- _Task to complete_
Where a line of the material contains the string "SIMATIC", copy that line.

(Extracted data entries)
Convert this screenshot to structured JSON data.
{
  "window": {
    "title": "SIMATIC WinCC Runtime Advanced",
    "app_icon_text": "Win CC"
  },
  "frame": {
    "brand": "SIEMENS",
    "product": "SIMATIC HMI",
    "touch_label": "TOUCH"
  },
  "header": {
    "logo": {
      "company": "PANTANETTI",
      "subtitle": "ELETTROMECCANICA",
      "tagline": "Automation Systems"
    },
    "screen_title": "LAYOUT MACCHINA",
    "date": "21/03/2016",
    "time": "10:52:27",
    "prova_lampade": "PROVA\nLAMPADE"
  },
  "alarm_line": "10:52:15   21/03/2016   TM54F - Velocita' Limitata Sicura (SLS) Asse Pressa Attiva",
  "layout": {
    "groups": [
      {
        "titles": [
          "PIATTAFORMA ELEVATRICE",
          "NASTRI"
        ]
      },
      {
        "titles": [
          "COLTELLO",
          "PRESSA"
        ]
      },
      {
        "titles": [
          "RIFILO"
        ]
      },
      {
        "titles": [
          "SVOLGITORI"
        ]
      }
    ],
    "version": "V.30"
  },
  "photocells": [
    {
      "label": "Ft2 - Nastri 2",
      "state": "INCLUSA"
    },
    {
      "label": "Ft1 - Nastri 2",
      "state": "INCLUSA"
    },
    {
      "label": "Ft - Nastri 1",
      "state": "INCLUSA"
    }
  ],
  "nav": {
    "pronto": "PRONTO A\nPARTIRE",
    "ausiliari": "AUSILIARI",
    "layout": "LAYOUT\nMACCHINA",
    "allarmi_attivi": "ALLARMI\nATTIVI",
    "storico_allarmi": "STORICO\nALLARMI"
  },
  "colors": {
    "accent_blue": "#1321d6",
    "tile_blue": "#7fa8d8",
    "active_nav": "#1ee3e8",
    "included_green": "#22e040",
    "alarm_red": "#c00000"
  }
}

- _Response_
    "title": "SIMATIC WinCC Runtime Advanced",
    "product": "SIMATIC HMI",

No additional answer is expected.